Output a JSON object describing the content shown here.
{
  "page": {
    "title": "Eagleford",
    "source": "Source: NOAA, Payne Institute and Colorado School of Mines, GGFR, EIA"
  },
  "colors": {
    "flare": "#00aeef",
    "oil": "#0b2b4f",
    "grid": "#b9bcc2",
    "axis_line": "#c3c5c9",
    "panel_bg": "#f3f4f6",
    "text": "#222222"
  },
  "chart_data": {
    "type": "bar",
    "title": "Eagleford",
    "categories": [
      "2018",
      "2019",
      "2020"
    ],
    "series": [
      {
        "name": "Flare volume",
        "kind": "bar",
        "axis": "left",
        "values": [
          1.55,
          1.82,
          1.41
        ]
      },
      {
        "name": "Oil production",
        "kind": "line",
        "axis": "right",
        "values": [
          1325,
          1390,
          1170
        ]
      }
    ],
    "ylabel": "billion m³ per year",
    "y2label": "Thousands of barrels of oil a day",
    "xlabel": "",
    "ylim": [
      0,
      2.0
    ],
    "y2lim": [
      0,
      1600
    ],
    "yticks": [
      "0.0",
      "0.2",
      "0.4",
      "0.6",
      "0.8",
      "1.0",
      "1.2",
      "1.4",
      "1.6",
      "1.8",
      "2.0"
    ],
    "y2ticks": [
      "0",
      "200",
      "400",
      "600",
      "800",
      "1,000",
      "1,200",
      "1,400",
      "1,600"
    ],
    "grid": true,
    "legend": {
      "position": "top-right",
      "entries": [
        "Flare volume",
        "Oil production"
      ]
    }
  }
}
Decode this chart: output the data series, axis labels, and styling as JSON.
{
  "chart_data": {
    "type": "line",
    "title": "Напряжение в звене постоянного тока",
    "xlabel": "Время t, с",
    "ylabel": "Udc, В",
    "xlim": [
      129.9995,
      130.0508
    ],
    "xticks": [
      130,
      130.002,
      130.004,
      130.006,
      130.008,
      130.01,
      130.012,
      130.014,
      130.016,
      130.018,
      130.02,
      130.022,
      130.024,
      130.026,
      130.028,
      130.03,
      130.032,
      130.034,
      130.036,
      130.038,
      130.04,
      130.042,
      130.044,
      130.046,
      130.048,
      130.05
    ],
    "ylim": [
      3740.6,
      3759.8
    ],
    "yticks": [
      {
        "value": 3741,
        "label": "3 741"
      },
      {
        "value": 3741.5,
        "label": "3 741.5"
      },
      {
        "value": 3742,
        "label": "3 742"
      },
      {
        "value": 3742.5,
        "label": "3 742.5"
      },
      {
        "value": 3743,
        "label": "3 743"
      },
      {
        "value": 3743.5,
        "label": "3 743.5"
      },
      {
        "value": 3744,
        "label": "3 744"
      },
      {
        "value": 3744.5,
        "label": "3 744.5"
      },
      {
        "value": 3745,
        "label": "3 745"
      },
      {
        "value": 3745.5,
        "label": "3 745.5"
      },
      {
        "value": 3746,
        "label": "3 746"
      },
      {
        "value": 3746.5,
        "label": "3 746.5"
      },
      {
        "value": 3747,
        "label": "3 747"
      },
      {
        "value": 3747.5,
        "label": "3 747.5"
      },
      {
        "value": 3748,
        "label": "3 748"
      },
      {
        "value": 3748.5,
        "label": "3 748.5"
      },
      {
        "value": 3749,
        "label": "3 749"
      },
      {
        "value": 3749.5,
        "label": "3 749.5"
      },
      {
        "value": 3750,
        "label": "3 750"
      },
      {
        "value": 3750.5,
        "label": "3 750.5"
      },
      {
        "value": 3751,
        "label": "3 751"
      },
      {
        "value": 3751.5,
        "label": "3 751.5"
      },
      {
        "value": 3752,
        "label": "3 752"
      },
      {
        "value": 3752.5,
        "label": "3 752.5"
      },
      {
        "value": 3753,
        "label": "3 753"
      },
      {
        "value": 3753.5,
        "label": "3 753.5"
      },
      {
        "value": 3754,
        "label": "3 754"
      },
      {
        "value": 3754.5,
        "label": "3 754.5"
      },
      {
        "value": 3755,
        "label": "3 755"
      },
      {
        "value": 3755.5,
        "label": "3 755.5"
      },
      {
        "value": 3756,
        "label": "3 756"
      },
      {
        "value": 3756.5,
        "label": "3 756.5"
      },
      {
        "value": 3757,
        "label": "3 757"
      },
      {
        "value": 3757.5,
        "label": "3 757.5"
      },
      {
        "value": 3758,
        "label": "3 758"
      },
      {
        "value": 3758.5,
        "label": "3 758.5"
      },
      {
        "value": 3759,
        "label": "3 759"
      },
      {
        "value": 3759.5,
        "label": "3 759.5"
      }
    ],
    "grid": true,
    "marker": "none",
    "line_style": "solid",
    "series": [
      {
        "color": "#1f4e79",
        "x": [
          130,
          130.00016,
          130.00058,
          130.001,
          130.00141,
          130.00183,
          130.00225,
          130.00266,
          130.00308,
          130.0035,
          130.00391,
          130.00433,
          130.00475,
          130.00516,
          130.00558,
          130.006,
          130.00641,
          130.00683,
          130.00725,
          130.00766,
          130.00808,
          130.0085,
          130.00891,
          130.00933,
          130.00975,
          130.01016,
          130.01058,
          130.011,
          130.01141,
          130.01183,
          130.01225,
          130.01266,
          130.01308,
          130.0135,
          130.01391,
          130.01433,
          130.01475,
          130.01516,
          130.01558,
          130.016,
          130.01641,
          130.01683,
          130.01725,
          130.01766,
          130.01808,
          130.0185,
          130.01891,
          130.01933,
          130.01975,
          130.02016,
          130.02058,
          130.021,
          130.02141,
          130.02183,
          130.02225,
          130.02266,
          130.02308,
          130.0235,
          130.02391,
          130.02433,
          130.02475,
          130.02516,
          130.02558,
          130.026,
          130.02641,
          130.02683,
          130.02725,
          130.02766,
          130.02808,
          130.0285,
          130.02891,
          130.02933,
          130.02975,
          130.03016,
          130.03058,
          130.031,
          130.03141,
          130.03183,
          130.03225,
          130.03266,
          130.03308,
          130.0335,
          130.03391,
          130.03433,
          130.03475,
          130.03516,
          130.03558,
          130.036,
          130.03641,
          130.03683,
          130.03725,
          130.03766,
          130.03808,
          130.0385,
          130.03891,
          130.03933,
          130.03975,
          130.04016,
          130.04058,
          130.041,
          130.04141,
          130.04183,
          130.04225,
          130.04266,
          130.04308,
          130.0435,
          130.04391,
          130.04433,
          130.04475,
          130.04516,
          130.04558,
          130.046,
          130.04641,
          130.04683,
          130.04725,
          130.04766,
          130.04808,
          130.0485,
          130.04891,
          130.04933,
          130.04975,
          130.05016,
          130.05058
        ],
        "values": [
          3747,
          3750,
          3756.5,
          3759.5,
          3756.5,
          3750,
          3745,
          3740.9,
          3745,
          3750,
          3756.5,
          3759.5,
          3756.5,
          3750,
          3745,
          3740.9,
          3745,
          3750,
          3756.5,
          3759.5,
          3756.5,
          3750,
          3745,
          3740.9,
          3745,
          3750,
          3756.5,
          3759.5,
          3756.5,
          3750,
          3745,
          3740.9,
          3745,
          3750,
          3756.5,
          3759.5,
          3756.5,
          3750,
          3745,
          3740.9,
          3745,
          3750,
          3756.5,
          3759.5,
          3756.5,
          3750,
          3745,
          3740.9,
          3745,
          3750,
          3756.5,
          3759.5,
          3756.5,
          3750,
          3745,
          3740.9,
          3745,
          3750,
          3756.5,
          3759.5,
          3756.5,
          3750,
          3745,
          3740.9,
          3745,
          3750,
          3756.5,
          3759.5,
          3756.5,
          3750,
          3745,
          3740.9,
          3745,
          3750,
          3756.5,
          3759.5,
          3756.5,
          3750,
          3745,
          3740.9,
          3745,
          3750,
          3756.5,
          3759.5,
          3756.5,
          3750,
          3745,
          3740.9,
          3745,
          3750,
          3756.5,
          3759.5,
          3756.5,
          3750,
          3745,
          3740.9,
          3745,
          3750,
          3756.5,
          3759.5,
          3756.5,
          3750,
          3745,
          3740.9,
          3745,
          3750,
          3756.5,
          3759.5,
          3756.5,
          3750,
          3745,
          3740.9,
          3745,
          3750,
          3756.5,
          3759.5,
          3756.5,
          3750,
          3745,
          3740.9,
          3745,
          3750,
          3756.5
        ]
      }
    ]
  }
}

(Requirements):
Collect the lines that hold "JSON".

(The result):
Output a JSON object describing the content shown here.
Decode this chart: output the data series, axis labels, and styling as JSON.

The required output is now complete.